Set exercise ->
Repeat every line of the data exactly, but not the pictures.

Supplied data ->
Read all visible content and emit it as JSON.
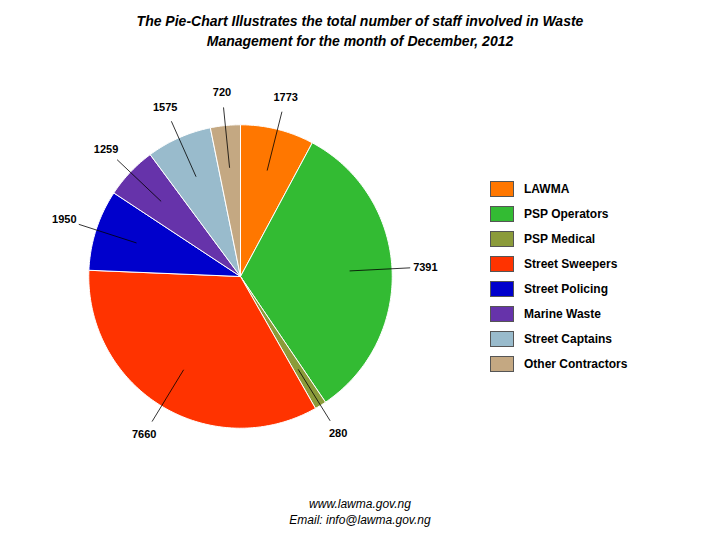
{
  "chart_data": {
    "type": "pie",
    "title": "The Pie-Chart Illustrates the total number of staff involved in Waste",
    "subtitle": "Management for the month of December, 2012",
    "categories": [
      "LAWMA",
      "PSP Operators",
      "PSP Medical",
      "Street Sweepers",
      "Street Policing",
      "Marine Waste",
      "Street Captains",
      "Other Contractors"
    ],
    "values": [
      1773,
      7391,
      280,
      7660,
      1950,
      1259,
      1575,
      720
    ],
    "colors": [
      "#FF7700",
      "#33BB33",
      "#8B9B3A",
      "#FF3300",
      "#0000CC",
      "#6633AA",
      "#99BBCC",
      "#C4A882"
    ],
    "data_labels": true,
    "legend": "right",
    "annotations": [
      "www.lawma.gov.ng",
      "Email: info@lawma.gov.ng"
    ]
  }
}
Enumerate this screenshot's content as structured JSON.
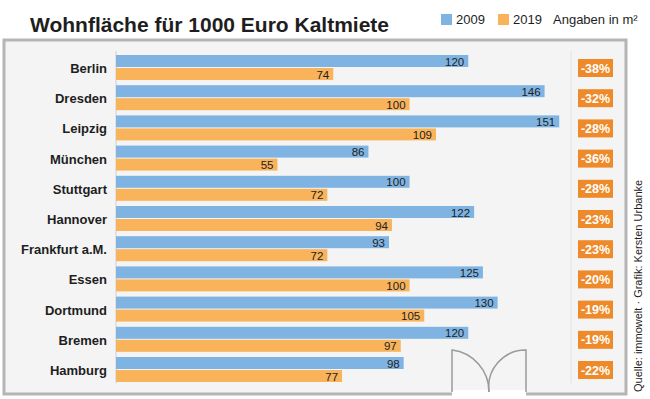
{
  "chart_data": {
    "type": "bar",
    "title": "Wohnfläche für 1000 Euro Kaltmiete",
    "unit_note": "Angaben in m²",
    "source": "Quelle: immowelt · Grafik: Kersten Urbanke",
    "orientation": "horizontal",
    "data_labels": true,
    "tick_labels": false,
    "legend": "top-right",
    "xlim": [
      0,
      155
    ],
    "categories": [
      "Berlin",
      "Dresden",
      "Leipzig",
      "München",
      "Stuttgart",
      "Hannover",
      "Frankfurt a.M.",
      "Essen",
      "Dortmund",
      "Bremen",
      "Hamburg"
    ],
    "series": [
      {
        "name": "2009",
        "color": "#7fb4e2",
        "values": [
          120,
          146,
          151,
          86,
          100,
          122,
          93,
          125,
          130,
          120,
          98
        ]
      },
      {
        "name": "2019",
        "color": "#f8b35b",
        "values": [
          74,
          100,
          109,
          55,
          72,
          94,
          72,
          100,
          105,
          97,
          77
        ]
      }
    ],
    "change_labels": [
      "-38%",
      "-32%",
      "-28%",
      "-36%",
      "-28%",
      "-23%",
      "-23%",
      "-20%",
      "-19%",
      "-19%",
      "-22%"
    ],
    "change_color": "#ee8a2a"
  }
}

Expected output ->
Read all visible content and emit it as JSON.
{
  "chart_data": {
    "type": "pie",
    "title": "The Pie-Chart Illustrates the total number of staff involved in Waste",
    "subtitle": "Management for the month of December, 2012",
    "categories": [
      "LAWMA",
      "PSP Operators",
      "PSP Medical",
      "Street Sweepers",
      "Street Policing",
      "Marine Waste",
      "Street Captains",
      "Other Contractors"
    ],
    "values": [
      1773,
      7391,
      280,
      7660,
      1950,
      1259,
      1575,
      720
    ],
    "colors": [
      "#FF7700",
      "#33BB33",
      "#8B9B3A",
      "#FF3300",
      "#0000CC",
      "#6633AA",
      "#99BBCC",
      "#C4A882"
    ],
    "data_labels": true,
    "legend": "right",
    "annotations": [
      "www.lawma.gov.ng",
      "Email: info@lawma.gov.ng"
    ]
  }
}
Enumerate this screenshot's content as structured JSON.
{
  "chart_data": {
    "type": "bar",
    "title": "Wohnfläche für 1000 Euro Kaltmiete",
    "unit_note": "Angaben in m²",
    "source": "Quelle: immowelt · Grafik: Kersten Urbanke",
    "orientation": "horizontal",
    "data_labels": true,
    "tick_labels": false,
    "legend": "top-right",
    "xlim": [
      0,
      155
    ],
    "categories": [
      "Berlin",
      "Dresden",
      "Leipzig",
      "München",
      "Stuttgart",
      "Hannover",
      "Frankfurt a.M.",
      "Essen",
      "Dortmund",
      "Bremen",
      "Hamburg"
    ],
    "series": [
      {
        "name": "2009",
        "color": "#7fb4e2",
        "values": [
          120,
          146,
          151,
          86,
          100,
          122,
          93,
          125,
          130,
          120,
          98
        ]
      },
      {
        "name": "2019",
        "color": "#f8b35b",
        "values": [
          74,
          100,
          109,
          55,
          72,
          94,
          72,
          100,
          105,
          97,
          77
        ]
      }
    ],
    "change_labels": [
      "-38%",
      "-32%",
      "-28%",
      "-36%",
      "-28%",
      "-23%",
      "-23%",
      "-20%",
      "-19%",
      "-19%",
      "-22%"
    ],
    "change_color": "#ee8a2a"
  }
}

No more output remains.